* [INSTRUCTIONS TO FOLLOW]:
Copy every line from the records below that holds the word "Inhalační".

* [Recorded data]:
>>

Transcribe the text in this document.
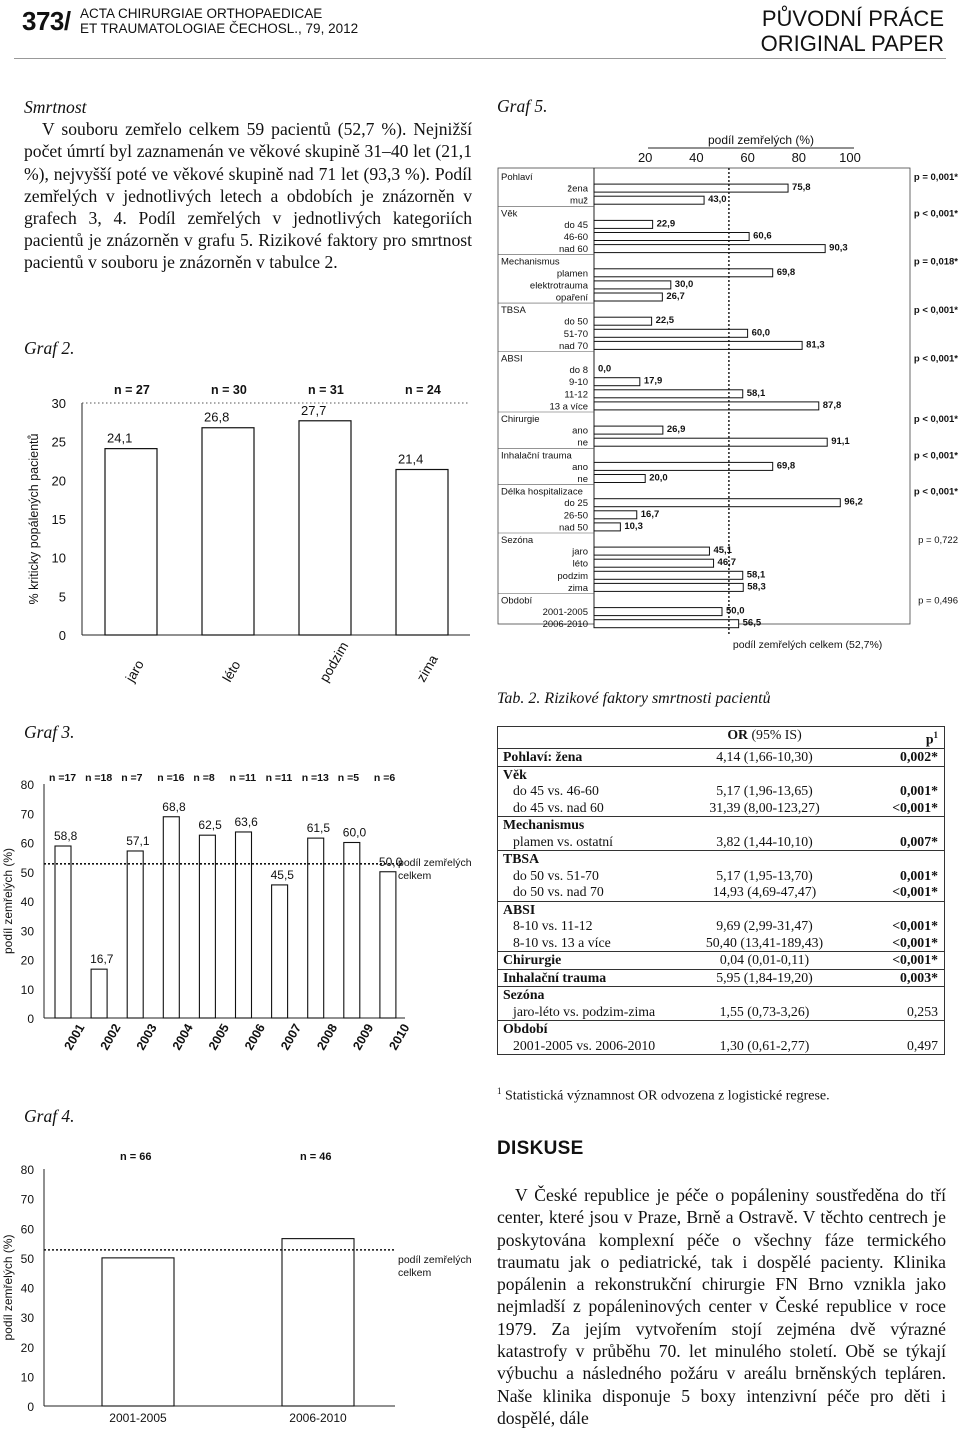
373/ ACTA CHIRURGIAE ORTHOPAEDICAE
ET TRAUMATOLOGIAE ČECHOSL., 79, 2012	PŮVODNÍ PRÁCE
ORIGINAL PAPER
Smrtnost
V souboru zemřelo celkem 59 pacientů (52,7 %). Nejnižší počet úmrtí byl zaznamenán ve věkové skupině 31–40 let (21,1 %), nejvyšší poté ve věkové skupině nad 71 let (93,3 %). Podíl zemřelých v jednotlivých letech a obdobích je znázorněn v grafech 3, 4. Podíl zemřelých v jednotlivých kategoriích pacientů je znázorněn v grafu 5. Rizikové faktory pro smrtnost pacientů v souboru je znázorněn v tabulce 2.
Graf 2.
0
5
10
15
20
25
30
% kriticky popálených pacientů	24,1
n = 27
jaro
26,8
n = 30
léto
27,7
n = 31
podzim
21,4
n = 24
zima
Graf 3.
0
10
20
30
40
50
60
70
80
podíl zemřelých (%)
58,8
n =17
2001
16,7
n =18
2002
57,1
n =7
2003
68,8
n =16
2004
62,5
n =8
2005
63,6
n =11
2006
45,5
n =11
2007
61,5
n =13
2008
60,0
n =5
2009
50,0
n =6
2010
podíl zemřelých
celkem
Graf 4.
0
10
20
30
40
50
60
70
80
podíl zemřelých (%)
n = 66
2001-2005
n = 46
2006-2010
podíl zemřelých
celkem
Graf 5.
podíl zemřelých (%)
20	40	60	80	100
Pohlaví	p = 0,001*
žena	75,8
muž	43,0
Věk	p < 0,001*
do 45	22,9
46-60	60,6
nad 60	90,3
Mechanismus	p = 0,018*
plamen	69,8
elektrotrauma	30,0
opaření	26,7
TBSA	p < 0,001*
do 50	22,5
51-70	60,0
nad 70	81,3
ABSI	p < 0,001*
do 8 0,0
9-10	17,9
11-12	58,1
13 a více	87,8
Chirurgie	p < 0,001*
ano	26,9
ne	91,1
Inhalační trauma	p < 0,001*
ano	69,8
ne	20,0
Délka hospitalizace	p < 0,001*
do 25	96,2
26-50	16,7
nad 50	10,3
Sezóna	p = 0,722
jaro	45,1
léto	46,7
podzim	58,1
zima	58,3
Období	p = 0,496
2001-2005	50,0
2006-2010	56,5
podíl zemřelých celkem (52,7%)
Tab. 2. Rizikové faktory smrtnosti pacientů
	OR (95% IS)	$p^1$
Pohlaví: žena	4,14 (1,66-10,30)	0,002*
Věk		
do 45 vs. 46-60	5,17 (1,96-13,65)	0,001*
do 45 vs. nad 60	31,39 (8,00-123,27)	<0,001*
Mechanismus		
plamen vs. ostatní	3,82 (1,44-10,10)	0,007*
TBSA		
do 50 vs. 51-70	5,17 (1,95-13,70)	0,001*
do 50 vs. nad 70	14,93 (4,69-47,47)	<0,001*
ABSI		
8-10 vs. 11-12	9,69 (2,99-31,47)	<0,001*
8-10 vs. 13 a více	50,40 (13,41-189,43)	<0,001*
Chirurgie	0,04 (0,01-0,11)	<0,001*
Inhalační trauma	5,95 (1,84-19,20)	0,003*
Sezóna		
jaro-léto vs. podzim-zima	1,55 (0,73-3,26)	0,253
Období		
2001-2005 vs. 2006-2010	1,30 (0,61-2,77)	0,497
$^1$ Statistická významnost OR odvozena z logistické regrese.
DISKUSE
V České republice je péče o popáleniny soustředěna do tří center, které jsou v Praze, Brně a Ostravě. V těchto centrech je poskytována komplexní péče o všechny fáze termického traumatu jak o pediatrické, tak i dospělé pacienty. Klinika popálenin a rekonstrukční chirurgie FN Brno vznikla jako nejmladší z popáleninových center v České republice v roce 1979. Za jejím vytvořením stojí zejména dvě výrazné katastrofy v průběhu 70. let minulého století. Obě se týkají výbuchu a následného požáru v areálu brněnských tepláren. Naše klinika disponuje 5 boxy intenzivní péče pro děti i dospělé, dále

<<

* [TASK RESPONSE]:
Inhalační trauma	p < 0,001*
Inhalační trauma	5,95 (1,84-19,20)	0,003*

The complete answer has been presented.